Records excerpted from a collection:
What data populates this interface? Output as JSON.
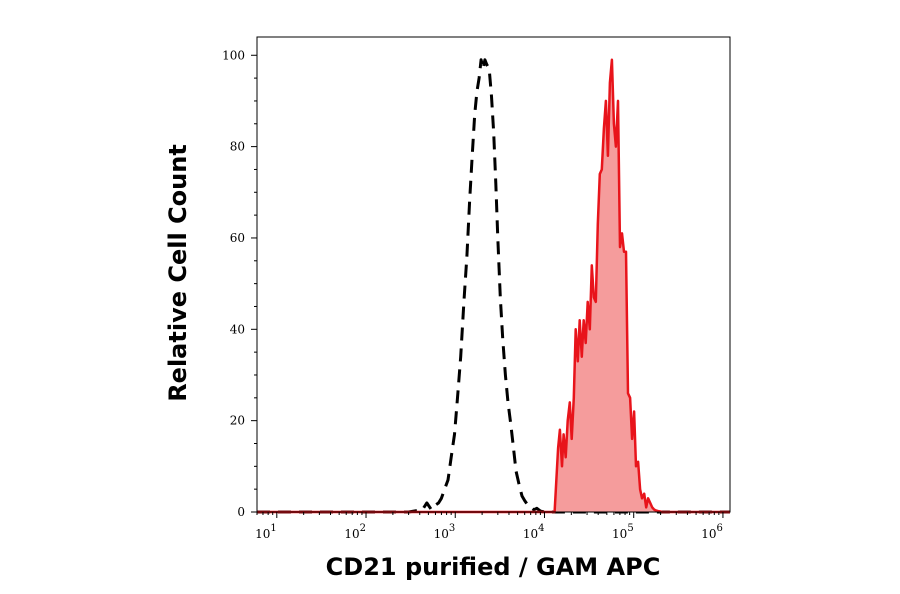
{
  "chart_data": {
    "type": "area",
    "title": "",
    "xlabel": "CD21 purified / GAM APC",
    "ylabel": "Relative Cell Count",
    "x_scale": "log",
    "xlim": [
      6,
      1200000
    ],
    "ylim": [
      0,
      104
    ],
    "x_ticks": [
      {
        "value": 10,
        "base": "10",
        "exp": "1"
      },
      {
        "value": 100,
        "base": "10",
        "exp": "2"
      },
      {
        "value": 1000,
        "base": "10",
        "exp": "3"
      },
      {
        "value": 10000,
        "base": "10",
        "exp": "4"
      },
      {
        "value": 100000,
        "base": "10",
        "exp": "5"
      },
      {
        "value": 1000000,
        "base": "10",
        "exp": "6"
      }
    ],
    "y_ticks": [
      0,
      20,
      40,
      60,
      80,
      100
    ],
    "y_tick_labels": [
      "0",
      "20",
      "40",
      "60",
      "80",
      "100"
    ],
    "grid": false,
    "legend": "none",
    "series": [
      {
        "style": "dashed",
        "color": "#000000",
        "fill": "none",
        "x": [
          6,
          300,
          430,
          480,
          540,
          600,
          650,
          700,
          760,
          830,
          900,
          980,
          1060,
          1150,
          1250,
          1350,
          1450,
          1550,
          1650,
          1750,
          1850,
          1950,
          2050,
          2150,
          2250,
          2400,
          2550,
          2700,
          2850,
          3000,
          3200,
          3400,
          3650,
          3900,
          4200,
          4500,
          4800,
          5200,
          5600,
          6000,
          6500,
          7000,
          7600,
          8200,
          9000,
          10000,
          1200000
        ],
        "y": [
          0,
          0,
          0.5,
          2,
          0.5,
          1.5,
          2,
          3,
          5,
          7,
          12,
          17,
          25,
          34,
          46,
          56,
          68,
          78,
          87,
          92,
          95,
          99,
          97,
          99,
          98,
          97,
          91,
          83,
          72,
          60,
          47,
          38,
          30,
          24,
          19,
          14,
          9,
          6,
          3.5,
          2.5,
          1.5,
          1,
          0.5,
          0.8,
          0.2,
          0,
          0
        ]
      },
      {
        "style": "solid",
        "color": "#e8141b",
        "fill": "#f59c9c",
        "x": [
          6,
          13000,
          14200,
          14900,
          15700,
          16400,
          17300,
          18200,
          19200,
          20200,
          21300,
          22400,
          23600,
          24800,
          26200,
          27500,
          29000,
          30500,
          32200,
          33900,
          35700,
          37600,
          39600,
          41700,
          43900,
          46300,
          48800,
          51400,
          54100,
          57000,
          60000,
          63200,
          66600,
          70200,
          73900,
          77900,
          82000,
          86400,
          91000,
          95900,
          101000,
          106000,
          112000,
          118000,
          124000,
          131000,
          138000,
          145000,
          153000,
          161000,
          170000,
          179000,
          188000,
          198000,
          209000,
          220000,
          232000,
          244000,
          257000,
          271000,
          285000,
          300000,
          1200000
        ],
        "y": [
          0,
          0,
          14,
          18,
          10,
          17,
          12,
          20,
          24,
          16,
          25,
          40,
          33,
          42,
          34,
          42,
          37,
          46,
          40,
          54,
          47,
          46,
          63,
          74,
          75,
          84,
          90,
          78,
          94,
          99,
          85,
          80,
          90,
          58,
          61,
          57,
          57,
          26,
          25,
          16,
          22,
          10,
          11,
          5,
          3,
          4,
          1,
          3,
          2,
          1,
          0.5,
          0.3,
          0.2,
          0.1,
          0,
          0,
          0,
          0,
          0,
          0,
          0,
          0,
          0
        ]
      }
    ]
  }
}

--

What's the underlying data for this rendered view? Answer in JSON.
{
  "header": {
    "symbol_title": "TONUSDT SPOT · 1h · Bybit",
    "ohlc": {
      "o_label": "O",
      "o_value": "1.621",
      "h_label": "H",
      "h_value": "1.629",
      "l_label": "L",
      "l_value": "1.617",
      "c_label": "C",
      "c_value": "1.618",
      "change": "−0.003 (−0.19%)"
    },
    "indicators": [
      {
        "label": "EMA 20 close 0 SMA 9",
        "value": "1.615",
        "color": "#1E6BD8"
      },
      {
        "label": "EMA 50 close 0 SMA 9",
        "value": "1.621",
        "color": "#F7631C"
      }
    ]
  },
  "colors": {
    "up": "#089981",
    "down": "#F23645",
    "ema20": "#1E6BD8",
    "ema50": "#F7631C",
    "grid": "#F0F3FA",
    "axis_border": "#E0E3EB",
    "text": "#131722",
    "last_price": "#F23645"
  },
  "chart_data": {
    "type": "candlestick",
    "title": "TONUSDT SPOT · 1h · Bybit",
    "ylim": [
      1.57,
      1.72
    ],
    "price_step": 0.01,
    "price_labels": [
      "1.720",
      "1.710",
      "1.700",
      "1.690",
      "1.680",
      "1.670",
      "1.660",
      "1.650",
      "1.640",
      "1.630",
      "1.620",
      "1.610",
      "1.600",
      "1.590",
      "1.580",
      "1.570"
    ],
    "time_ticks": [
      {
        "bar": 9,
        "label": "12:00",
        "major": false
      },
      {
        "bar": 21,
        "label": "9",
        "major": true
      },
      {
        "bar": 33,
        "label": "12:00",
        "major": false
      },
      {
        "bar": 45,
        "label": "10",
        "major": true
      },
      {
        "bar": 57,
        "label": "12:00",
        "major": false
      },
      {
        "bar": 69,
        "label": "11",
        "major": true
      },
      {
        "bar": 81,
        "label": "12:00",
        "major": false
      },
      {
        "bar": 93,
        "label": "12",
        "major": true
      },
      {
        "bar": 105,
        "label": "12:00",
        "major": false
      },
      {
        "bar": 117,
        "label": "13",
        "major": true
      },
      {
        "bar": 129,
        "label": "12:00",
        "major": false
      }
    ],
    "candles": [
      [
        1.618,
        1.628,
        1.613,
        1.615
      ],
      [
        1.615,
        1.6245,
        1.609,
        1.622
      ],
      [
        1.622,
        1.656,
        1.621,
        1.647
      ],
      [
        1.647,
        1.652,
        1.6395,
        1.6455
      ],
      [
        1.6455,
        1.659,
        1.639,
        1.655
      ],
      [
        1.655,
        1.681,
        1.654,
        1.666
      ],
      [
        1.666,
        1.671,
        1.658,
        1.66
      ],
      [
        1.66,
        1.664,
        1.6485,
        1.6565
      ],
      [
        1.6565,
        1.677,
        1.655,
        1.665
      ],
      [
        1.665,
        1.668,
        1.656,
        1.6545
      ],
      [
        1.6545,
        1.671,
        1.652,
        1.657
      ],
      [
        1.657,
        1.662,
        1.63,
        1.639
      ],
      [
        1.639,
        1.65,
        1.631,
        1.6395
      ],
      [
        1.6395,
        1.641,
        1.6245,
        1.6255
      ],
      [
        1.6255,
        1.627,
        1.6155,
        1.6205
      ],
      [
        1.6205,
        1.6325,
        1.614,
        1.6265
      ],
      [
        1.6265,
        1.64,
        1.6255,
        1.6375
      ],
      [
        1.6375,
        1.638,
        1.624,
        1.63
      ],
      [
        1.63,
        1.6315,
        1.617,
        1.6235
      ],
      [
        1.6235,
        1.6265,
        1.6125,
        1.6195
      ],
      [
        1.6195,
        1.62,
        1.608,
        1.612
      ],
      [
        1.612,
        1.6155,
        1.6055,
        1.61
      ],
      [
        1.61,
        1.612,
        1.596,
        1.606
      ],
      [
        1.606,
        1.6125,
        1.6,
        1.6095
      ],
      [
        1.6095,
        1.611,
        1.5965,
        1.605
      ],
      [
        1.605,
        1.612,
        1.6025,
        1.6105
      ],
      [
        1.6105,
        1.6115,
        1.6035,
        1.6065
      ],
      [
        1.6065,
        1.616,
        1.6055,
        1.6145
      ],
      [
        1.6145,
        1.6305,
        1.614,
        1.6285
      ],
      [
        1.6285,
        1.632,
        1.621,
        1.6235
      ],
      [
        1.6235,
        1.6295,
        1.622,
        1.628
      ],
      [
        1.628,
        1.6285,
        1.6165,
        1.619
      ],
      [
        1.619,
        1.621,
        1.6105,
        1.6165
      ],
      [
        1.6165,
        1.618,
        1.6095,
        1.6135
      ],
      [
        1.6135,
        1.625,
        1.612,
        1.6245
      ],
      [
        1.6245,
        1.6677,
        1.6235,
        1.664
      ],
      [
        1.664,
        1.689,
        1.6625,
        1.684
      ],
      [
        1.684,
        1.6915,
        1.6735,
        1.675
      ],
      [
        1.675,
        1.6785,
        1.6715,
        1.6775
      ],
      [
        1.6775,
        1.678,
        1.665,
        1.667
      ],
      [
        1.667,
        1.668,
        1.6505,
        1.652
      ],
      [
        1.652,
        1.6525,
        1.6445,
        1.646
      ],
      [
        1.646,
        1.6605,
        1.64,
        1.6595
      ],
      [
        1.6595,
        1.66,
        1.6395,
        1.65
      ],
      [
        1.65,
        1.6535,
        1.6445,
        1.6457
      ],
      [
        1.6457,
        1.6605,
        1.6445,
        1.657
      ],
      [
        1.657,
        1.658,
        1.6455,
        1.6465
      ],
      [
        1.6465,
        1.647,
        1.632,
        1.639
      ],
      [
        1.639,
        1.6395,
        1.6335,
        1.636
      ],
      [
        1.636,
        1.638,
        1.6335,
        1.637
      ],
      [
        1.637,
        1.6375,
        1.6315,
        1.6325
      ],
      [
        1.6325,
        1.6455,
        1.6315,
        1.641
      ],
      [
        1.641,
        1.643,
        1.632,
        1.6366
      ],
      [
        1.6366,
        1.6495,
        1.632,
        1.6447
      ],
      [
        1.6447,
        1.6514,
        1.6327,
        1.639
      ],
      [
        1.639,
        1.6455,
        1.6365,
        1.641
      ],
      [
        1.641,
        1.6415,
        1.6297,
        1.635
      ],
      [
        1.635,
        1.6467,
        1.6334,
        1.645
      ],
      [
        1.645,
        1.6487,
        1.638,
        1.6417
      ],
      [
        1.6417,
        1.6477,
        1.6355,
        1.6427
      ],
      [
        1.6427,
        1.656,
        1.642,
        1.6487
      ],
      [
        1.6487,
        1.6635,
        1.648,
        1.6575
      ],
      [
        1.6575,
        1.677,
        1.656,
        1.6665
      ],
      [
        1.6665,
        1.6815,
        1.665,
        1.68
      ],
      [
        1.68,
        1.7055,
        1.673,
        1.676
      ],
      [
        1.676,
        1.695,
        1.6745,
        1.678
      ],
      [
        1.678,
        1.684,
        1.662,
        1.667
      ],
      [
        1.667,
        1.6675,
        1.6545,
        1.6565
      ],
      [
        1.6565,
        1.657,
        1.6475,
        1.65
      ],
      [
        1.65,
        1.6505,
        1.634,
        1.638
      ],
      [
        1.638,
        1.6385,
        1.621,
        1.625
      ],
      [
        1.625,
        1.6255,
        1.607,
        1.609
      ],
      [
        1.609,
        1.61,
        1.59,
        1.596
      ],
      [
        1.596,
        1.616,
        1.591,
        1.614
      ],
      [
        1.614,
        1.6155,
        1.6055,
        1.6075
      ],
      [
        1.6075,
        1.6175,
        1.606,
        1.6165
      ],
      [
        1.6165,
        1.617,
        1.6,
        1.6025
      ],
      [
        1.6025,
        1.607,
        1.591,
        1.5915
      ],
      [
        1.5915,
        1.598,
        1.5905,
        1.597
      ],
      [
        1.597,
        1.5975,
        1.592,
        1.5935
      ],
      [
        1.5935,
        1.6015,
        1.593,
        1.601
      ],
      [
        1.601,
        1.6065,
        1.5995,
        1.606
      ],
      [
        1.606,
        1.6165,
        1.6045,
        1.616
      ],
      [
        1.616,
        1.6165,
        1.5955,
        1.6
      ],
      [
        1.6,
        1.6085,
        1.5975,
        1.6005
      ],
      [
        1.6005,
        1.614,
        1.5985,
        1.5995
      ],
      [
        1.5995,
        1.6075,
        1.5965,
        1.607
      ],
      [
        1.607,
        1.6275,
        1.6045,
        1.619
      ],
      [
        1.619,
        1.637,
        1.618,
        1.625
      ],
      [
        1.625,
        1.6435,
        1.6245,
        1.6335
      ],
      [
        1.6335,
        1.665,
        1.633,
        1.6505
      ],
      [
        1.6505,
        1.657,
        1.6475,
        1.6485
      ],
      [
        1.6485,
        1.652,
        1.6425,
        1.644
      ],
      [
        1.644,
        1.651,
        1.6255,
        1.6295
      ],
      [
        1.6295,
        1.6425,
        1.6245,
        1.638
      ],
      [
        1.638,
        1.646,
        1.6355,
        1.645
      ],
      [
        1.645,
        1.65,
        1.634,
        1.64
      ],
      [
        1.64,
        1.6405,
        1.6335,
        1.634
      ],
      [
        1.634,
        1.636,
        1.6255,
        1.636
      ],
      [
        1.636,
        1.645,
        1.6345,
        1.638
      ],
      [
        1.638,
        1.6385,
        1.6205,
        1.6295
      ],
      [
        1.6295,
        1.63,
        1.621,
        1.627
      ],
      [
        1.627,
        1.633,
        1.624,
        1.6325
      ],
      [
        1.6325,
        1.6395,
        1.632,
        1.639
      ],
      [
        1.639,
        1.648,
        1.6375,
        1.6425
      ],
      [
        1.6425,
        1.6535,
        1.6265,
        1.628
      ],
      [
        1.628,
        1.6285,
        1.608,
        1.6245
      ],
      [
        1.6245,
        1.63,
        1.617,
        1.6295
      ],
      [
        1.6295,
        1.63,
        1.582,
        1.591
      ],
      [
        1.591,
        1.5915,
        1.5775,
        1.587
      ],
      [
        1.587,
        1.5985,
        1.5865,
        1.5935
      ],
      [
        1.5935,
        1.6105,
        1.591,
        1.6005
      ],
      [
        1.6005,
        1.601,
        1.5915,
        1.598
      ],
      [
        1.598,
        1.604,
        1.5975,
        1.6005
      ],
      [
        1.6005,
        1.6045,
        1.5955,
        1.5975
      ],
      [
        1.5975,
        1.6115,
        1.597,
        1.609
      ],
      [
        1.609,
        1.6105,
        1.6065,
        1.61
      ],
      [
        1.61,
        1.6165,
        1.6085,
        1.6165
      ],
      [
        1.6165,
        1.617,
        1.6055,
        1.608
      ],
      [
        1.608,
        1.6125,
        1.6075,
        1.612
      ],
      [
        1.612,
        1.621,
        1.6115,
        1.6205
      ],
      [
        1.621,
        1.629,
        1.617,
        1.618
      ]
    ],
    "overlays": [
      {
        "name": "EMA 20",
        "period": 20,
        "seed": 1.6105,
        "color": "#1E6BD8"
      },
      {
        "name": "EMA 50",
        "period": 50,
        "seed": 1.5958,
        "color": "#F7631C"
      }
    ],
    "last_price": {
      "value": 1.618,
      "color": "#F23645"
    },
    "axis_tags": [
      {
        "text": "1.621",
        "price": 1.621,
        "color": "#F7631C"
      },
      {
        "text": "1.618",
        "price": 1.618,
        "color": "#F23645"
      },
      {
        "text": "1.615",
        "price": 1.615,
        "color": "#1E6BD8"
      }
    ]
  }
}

**Problem to work on**
Of all the lines in the entries, how many contain the word "text"? Give only the number.

**Response to the exercise**
4